In how many lines does the string "闽宁模式" appear? Answer with the number only.

** BEGIN Material provided **

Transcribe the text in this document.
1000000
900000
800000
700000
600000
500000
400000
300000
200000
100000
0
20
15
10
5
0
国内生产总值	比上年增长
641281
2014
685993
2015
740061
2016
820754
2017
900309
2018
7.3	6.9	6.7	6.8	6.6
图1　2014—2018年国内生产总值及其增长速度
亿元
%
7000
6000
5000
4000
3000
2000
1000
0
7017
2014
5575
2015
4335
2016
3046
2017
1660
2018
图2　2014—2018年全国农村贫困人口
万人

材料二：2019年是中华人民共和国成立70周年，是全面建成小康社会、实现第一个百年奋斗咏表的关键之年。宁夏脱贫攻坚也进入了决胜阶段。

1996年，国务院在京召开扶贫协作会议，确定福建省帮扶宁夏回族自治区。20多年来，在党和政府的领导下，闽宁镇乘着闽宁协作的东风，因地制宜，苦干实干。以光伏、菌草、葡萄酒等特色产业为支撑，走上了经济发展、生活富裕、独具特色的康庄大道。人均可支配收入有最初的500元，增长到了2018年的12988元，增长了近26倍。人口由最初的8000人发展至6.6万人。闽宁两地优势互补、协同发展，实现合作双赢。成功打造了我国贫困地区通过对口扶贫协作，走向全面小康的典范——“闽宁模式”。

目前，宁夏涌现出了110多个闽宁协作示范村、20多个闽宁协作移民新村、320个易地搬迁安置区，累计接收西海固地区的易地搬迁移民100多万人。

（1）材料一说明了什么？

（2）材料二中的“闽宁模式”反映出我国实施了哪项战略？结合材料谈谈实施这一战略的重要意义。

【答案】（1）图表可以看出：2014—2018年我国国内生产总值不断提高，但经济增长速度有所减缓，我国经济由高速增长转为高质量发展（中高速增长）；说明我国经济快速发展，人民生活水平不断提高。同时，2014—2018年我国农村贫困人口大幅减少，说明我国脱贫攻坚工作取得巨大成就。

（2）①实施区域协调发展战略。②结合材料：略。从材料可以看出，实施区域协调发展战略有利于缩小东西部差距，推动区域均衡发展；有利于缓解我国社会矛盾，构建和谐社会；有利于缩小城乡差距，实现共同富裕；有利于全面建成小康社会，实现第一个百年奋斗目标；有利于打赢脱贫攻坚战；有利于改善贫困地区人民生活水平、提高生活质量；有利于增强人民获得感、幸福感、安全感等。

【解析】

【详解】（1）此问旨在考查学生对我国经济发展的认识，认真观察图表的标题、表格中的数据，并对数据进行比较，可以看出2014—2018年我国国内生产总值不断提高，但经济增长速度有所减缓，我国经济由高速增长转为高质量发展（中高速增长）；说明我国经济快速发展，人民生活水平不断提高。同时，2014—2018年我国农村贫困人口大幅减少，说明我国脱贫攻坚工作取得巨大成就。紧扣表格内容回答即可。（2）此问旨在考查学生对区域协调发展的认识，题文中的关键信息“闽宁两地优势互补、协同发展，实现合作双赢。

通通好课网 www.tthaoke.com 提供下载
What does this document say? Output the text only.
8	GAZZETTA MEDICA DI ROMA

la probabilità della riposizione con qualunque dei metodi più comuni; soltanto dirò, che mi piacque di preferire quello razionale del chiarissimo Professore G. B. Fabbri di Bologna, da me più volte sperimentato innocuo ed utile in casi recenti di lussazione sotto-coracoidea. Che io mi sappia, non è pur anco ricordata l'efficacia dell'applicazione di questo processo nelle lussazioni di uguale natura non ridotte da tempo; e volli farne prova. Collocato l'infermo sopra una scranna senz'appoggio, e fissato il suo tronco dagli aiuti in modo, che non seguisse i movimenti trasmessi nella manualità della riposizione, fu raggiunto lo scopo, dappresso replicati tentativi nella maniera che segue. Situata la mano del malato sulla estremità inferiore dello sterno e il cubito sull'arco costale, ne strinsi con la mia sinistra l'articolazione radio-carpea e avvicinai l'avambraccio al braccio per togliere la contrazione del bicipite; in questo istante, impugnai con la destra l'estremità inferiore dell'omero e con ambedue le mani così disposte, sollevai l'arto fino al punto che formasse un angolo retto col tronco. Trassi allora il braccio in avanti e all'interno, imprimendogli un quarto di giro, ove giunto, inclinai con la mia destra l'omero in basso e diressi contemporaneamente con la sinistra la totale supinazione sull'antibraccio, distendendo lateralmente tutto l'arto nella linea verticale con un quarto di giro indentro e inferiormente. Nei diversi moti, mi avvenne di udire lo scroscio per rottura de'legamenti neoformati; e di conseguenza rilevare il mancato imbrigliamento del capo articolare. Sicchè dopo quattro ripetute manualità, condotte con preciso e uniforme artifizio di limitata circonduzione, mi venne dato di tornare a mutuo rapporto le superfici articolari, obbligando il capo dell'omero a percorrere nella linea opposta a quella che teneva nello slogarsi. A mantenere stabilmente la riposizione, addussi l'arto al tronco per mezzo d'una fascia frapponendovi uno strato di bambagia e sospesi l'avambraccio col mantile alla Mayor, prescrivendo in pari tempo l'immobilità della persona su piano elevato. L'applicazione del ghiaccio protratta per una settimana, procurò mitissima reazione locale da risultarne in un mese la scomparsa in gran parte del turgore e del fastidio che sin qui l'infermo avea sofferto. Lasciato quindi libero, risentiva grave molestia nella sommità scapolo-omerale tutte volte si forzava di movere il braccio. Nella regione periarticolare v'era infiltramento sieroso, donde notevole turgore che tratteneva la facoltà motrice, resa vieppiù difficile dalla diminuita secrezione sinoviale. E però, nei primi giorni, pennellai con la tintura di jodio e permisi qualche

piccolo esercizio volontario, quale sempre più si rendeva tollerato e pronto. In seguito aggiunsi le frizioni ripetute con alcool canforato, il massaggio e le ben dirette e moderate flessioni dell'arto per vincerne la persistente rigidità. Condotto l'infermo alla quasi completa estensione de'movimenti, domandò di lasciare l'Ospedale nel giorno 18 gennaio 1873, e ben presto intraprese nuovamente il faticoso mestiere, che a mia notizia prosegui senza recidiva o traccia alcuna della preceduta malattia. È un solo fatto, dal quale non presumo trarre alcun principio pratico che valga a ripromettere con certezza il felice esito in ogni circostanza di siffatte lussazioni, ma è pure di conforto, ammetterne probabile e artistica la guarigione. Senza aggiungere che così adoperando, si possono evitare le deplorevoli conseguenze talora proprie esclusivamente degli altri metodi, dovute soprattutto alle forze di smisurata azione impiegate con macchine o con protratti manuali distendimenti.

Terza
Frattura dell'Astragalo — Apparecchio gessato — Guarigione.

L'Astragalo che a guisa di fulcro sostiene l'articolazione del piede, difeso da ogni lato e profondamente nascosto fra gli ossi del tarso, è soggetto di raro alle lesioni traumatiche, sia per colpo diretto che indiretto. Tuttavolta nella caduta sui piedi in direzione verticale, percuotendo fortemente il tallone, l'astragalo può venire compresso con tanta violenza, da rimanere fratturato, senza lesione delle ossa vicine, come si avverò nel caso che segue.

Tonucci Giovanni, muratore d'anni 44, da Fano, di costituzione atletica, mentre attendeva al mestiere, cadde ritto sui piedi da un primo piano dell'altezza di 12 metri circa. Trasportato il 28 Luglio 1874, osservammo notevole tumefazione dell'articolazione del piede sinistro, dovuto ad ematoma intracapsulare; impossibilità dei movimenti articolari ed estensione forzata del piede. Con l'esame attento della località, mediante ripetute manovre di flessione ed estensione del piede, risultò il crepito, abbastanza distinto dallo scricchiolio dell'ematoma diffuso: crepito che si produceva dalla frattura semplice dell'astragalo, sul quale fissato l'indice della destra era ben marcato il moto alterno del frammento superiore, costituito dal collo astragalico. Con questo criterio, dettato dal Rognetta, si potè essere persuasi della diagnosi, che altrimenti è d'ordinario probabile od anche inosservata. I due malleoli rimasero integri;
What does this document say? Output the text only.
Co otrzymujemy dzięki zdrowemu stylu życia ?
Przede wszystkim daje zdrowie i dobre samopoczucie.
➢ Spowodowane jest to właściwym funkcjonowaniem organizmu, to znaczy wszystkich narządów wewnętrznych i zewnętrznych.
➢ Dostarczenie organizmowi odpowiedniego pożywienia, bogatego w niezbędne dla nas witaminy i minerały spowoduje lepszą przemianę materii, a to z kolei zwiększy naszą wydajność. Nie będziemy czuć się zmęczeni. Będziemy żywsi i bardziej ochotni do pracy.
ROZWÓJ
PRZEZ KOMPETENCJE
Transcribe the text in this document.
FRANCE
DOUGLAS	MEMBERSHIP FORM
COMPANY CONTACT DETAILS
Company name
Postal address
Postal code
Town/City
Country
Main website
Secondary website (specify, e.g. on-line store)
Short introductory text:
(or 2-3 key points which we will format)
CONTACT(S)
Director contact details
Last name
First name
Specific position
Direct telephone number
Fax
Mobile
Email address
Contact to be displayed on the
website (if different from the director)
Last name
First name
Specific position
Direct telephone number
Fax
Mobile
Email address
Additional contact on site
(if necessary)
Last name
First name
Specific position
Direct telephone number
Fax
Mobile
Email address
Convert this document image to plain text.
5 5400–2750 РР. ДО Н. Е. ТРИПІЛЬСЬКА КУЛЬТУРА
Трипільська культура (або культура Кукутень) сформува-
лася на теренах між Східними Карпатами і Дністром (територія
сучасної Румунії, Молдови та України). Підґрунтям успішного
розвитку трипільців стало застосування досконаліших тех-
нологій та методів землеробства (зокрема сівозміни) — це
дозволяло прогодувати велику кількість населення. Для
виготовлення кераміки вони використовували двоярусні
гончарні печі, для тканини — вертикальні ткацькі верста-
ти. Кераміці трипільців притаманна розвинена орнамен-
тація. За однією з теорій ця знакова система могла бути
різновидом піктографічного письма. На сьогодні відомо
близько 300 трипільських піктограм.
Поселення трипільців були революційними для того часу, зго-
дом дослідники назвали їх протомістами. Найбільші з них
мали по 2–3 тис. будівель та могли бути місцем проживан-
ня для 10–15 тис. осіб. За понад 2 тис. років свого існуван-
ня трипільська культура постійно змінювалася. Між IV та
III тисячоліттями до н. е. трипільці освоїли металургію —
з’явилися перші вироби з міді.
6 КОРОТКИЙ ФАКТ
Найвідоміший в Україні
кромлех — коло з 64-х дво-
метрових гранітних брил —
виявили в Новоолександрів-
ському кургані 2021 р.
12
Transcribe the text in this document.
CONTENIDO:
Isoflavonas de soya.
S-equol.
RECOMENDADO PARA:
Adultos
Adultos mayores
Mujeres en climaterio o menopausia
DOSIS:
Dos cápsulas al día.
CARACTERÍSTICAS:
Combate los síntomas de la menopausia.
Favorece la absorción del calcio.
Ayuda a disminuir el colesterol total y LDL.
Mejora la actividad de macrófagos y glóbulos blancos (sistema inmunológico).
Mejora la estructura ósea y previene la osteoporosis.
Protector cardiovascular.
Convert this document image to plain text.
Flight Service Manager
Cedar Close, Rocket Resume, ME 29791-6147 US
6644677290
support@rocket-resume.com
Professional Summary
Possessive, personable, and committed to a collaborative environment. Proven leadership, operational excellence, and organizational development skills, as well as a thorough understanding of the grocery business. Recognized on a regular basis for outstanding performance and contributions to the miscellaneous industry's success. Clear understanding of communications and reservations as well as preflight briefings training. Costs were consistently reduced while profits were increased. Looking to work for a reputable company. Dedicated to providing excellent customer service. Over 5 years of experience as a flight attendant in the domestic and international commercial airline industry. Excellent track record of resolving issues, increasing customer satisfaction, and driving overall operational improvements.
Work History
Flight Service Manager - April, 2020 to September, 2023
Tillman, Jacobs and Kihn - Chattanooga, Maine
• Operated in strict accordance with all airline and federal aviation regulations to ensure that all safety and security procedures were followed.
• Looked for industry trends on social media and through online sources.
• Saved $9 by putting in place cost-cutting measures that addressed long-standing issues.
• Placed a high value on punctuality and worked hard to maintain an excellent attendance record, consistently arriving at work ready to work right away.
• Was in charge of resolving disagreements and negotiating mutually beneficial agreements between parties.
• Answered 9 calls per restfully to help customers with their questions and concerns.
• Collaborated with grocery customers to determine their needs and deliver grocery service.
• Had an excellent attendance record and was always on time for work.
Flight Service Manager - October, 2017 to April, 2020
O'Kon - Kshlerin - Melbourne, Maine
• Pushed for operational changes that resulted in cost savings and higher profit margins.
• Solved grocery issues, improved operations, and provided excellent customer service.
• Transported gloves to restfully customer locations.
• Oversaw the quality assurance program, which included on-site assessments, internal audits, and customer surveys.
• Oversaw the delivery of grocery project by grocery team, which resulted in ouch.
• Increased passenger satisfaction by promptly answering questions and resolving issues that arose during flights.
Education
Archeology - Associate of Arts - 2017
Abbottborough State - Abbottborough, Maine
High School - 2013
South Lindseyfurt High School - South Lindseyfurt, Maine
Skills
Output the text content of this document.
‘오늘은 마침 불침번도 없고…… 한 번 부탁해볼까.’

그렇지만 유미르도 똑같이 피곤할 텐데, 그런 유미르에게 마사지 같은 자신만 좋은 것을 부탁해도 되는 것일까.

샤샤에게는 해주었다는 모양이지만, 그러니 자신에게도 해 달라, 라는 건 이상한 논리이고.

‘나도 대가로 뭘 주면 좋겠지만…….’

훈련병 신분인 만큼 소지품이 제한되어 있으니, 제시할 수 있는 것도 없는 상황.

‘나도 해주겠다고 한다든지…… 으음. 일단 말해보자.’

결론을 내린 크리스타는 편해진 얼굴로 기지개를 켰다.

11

** END Material provided **

#### [Expected output]
2